* Page extract:
******************************
A lot going on the past few days, so I’m coming in a little late, but here’s September in books, movies, and more.
Pixar Animation is one of my favorite movie making studios. Not every flick is my cup of tea, but they seem to approach each project with a sense of innovation and heart. How they manage to consistently maintain that level of creativity in an industry that tends to churn our generic blockbusters on a regular basis is presented Creativity, Inc. Written by by Ed Catmull (one of the founders of Pixar) with Amy Wallace, the book is simultaneously a history of the computer animation industry, a memoir of Pixar with all its ongoing success and challenges, and a guide for approaching the management of creative teams.
******************************
[Stored records]
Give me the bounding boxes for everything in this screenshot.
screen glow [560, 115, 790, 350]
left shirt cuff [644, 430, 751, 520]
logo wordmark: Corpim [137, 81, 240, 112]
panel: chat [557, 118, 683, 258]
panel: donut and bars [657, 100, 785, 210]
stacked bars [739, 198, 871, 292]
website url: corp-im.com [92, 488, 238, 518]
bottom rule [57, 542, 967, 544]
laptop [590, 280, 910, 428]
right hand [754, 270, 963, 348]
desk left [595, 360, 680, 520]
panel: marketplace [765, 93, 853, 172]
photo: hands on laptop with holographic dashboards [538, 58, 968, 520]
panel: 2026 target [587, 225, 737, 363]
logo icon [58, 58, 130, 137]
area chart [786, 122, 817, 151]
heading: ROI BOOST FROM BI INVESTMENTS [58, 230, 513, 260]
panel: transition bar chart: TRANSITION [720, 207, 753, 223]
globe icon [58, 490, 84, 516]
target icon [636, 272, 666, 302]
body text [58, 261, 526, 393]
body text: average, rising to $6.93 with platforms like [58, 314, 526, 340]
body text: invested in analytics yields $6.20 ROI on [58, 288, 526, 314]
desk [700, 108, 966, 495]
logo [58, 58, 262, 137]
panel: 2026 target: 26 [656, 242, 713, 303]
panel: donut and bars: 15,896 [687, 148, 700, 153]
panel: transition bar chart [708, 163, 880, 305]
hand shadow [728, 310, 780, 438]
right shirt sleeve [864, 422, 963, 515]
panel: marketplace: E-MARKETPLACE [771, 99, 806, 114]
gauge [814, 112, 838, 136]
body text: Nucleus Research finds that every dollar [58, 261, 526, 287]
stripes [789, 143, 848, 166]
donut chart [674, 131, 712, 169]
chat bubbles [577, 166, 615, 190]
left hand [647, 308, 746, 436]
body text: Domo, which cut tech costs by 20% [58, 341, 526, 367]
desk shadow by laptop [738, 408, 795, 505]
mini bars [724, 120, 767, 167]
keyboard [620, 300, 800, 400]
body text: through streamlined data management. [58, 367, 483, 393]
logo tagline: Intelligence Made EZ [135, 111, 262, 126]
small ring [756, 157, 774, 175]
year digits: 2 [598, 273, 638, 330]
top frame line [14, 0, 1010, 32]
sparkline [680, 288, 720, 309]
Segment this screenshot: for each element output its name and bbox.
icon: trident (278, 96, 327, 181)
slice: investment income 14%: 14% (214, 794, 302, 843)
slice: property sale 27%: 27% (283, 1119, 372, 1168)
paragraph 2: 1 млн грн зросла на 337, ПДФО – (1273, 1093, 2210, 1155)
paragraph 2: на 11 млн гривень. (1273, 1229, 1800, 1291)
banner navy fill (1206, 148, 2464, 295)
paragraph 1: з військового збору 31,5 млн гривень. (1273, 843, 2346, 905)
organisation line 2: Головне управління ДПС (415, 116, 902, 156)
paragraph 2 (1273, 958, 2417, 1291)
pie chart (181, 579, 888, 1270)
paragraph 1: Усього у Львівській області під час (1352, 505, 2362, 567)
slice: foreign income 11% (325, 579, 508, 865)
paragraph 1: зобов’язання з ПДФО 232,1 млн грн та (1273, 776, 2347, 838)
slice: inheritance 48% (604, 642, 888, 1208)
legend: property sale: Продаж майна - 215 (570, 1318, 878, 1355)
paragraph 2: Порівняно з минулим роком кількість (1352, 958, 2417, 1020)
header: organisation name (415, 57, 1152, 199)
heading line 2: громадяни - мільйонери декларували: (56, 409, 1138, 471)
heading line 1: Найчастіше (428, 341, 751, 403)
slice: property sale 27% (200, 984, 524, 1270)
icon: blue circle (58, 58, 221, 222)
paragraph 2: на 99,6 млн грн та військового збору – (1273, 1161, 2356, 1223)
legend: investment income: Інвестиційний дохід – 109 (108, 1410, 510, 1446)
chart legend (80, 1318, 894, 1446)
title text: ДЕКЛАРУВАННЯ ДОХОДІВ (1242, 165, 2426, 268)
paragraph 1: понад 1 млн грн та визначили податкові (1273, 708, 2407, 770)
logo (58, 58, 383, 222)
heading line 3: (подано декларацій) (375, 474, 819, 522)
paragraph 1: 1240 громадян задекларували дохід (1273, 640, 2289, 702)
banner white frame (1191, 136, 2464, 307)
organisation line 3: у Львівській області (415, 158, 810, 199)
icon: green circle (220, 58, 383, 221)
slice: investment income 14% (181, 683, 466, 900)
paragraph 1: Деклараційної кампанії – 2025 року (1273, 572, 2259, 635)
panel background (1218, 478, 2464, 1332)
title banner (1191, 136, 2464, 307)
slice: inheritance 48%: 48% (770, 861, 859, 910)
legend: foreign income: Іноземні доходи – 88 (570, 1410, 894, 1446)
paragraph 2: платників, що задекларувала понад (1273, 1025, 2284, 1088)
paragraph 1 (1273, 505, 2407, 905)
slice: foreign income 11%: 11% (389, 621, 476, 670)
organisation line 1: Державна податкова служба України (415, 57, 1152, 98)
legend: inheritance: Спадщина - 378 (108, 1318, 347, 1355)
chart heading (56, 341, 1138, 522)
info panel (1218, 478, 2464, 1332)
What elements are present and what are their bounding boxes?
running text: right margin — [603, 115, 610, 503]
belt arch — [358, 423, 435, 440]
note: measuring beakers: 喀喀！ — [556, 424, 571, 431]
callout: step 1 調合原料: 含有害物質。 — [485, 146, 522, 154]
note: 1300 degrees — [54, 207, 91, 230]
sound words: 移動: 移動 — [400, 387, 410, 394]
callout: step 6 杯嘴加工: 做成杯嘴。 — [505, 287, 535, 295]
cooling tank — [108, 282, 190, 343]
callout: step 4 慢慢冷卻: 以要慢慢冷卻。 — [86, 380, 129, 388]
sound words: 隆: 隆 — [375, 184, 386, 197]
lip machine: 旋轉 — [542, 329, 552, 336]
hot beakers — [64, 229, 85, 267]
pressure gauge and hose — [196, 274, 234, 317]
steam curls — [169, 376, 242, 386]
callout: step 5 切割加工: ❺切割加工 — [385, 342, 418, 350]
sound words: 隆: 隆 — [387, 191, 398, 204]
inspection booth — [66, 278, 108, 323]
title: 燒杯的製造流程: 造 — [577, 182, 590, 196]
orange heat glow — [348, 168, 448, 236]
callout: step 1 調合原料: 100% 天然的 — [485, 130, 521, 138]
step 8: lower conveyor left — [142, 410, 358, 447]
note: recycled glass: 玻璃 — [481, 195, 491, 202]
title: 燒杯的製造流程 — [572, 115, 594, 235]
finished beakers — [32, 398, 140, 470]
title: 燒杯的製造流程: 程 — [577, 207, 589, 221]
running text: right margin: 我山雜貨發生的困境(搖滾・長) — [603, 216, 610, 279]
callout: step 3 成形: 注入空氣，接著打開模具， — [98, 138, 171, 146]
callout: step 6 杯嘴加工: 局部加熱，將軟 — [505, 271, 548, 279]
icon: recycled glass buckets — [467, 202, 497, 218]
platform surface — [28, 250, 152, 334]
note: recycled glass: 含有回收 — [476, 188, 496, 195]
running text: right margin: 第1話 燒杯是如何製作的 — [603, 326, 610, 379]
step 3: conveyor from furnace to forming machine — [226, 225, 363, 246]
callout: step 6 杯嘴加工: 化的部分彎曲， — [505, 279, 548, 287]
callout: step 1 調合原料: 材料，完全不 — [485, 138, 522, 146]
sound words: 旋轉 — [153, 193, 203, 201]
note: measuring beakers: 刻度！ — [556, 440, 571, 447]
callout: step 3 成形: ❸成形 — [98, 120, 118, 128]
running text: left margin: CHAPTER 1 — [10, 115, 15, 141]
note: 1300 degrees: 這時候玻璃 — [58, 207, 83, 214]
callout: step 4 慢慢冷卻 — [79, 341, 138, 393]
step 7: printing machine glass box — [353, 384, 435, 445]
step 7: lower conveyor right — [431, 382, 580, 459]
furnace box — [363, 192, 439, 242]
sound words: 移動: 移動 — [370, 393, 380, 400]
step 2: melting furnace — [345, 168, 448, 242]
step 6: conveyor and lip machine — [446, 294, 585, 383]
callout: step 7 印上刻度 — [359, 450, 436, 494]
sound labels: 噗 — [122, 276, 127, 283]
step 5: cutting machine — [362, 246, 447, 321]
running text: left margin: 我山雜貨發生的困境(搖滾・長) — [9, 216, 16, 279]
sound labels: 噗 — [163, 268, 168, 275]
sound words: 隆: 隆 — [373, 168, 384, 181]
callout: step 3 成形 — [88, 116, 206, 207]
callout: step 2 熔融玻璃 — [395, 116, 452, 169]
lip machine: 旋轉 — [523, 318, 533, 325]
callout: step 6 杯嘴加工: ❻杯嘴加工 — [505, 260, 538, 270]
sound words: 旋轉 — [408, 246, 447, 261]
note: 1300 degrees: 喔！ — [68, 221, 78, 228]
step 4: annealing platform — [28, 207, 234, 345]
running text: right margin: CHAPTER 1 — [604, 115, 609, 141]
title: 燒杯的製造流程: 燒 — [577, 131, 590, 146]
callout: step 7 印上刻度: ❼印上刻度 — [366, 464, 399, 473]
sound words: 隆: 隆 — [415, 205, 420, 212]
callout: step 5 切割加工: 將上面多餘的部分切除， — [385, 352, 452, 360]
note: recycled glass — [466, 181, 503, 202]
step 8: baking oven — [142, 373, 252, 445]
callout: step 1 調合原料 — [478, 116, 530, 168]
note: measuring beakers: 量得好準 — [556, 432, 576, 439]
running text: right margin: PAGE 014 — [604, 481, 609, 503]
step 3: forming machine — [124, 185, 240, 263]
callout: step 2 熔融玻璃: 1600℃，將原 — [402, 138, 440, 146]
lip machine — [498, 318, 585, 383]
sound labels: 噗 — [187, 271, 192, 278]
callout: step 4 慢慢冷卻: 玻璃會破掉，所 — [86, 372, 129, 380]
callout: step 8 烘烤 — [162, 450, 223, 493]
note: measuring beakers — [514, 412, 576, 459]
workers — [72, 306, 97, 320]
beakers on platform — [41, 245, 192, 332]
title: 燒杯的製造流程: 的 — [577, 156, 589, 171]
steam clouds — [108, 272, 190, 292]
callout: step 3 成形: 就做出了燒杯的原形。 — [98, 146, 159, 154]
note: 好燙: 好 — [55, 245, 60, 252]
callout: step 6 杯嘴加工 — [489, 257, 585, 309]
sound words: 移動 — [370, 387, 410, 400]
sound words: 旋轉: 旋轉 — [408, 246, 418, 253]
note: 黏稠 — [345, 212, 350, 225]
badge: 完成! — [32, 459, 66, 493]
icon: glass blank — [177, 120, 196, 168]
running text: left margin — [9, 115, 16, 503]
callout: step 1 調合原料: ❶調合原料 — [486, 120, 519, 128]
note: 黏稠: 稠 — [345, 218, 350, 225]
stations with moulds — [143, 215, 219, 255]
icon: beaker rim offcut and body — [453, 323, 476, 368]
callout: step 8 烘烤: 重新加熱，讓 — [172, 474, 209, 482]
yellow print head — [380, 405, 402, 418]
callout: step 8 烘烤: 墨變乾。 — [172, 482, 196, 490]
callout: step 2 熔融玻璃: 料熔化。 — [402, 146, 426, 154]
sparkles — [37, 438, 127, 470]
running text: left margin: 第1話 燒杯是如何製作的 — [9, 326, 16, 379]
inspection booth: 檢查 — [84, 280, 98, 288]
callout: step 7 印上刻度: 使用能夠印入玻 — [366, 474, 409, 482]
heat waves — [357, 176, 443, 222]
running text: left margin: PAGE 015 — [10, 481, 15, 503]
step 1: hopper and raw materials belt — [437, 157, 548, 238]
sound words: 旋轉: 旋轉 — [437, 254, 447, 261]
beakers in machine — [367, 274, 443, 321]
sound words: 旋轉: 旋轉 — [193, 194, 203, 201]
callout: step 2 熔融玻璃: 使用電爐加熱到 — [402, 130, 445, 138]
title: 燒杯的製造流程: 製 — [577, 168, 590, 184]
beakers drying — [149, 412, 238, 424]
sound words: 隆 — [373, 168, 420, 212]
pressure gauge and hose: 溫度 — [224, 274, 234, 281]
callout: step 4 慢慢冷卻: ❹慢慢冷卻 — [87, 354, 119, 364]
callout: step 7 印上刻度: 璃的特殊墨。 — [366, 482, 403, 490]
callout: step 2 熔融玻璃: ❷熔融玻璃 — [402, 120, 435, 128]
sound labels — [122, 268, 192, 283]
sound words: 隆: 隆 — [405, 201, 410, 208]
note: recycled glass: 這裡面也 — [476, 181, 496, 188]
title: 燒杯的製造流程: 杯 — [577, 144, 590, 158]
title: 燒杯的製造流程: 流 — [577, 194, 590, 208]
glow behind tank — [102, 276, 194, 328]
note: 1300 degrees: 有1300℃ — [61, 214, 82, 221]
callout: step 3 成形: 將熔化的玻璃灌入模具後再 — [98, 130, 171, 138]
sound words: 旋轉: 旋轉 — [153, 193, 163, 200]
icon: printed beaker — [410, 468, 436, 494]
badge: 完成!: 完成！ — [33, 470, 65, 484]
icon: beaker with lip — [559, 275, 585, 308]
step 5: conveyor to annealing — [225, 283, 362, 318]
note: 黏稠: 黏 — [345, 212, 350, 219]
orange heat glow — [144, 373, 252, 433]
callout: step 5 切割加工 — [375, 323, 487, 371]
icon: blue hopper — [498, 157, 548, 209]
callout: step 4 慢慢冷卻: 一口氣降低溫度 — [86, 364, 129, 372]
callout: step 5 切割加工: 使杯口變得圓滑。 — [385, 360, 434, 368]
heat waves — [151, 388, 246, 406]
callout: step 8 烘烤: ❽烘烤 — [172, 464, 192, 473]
******************************
* Task prompt: In the September roundup, who co-wrote Creativity, Inc. with Ed Catmull? The records are separate material from the September roundup.

* Result of this task: Amy Wallace